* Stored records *

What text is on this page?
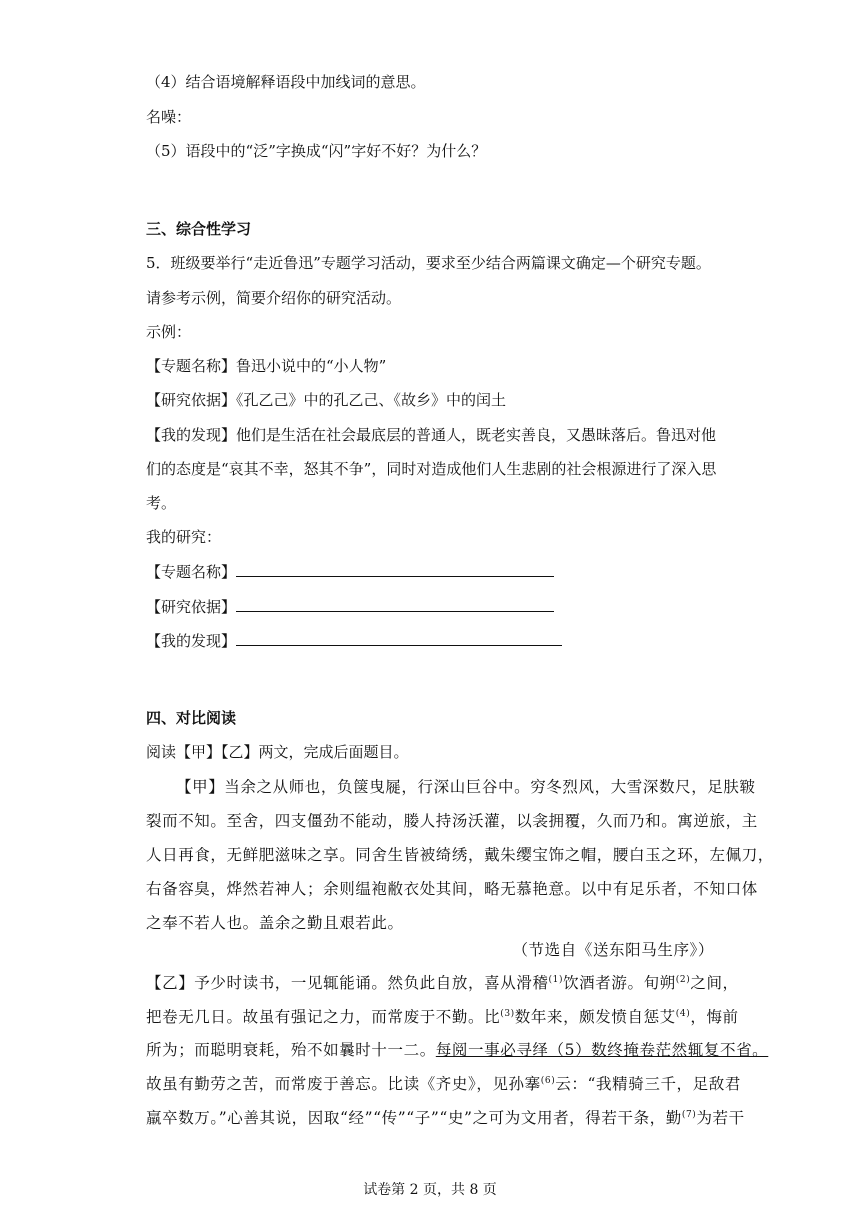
（4）结合语境解释语段中加线词的意思。
名噪：
（5）语段中的“泛”字换成“闪”字好不好？为什么？
三、综合性学习
5．班级要举行“走近鲁迅”专题学习活动，要求至少结合两篇课文确定—个研究专题。
请参考示例，简要介绍你的研究活动。
示例：
【专题名称】鲁迅小说中的“小人物”
【研究依据】《孔乙己》中的孔乙己、《故乡》中的闰土
【我的发现】他们是生活在社会最底层的普通人，既老实善良，又愚昧落后。鲁迅对他
们的态度是“哀其不幸，怒其不争”，同时对造成他们人生悲剧的社会根源进行了深入思
考。
我的研究：
【专题名称】
【研究依据】
【我的发现】
四、对比阅读
阅读【甲】【乙】两文，完成后面题目。
【甲】当余之从师也，负箧曳屣，行深山巨谷中。穷冬烈风，大雪深数尺，足肤皲
裂而不知。至舍，四支僵劲不能动，媵人持汤沃灌，以衾拥覆，久而乃和。寓逆旅，主
人日再食，无鲜肥滋味之享。同舍生皆被绮绣，戴朱缨宝饰之帽，腰白玉之环，左佩刀，
右备容臭，烨然若神人；余则缊袍敝衣处其间，略无慕艳意。以中有足乐者，不知口体
之奉不若人也。盖余之勤且艰若此。
（节选自《送东阳马生序》）
【乙】予少时读书，一见辄能诵。然负此自放，喜从滑稽$^{(1)}$饮酒者游。旬朔$^{(2)}$之间，
把卷无几日。故虽有强记之力，而常废于不勤。比$^{(3)}$数年来，颇发愤自惩艾$^{(4)}$，悔前
所为；而聪明衰耗，殆不如曩时十一二。每阅一事必寻绎（5）数终掩卷茫然辄复不省。
故虽有勤劳之苦，而常废于善忘。比读《齐史》，见孙搴$^{(6)}$云：“我精骑三千，足敌君
羸卒数万。”心善其说，因取“经”“传”“子”“史”之可为文用者，得若干条，勤$^{(7)}$为若干
试卷第 2 页，共 8 页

* Written problem *
Show all lines in the entries above where the word "我的发现" appears.

* Completed exercise *
【我的发现】他们是生活在社会最底层的普通人，既老实善良，又愚昧落后。鲁迅对他
【我的发现】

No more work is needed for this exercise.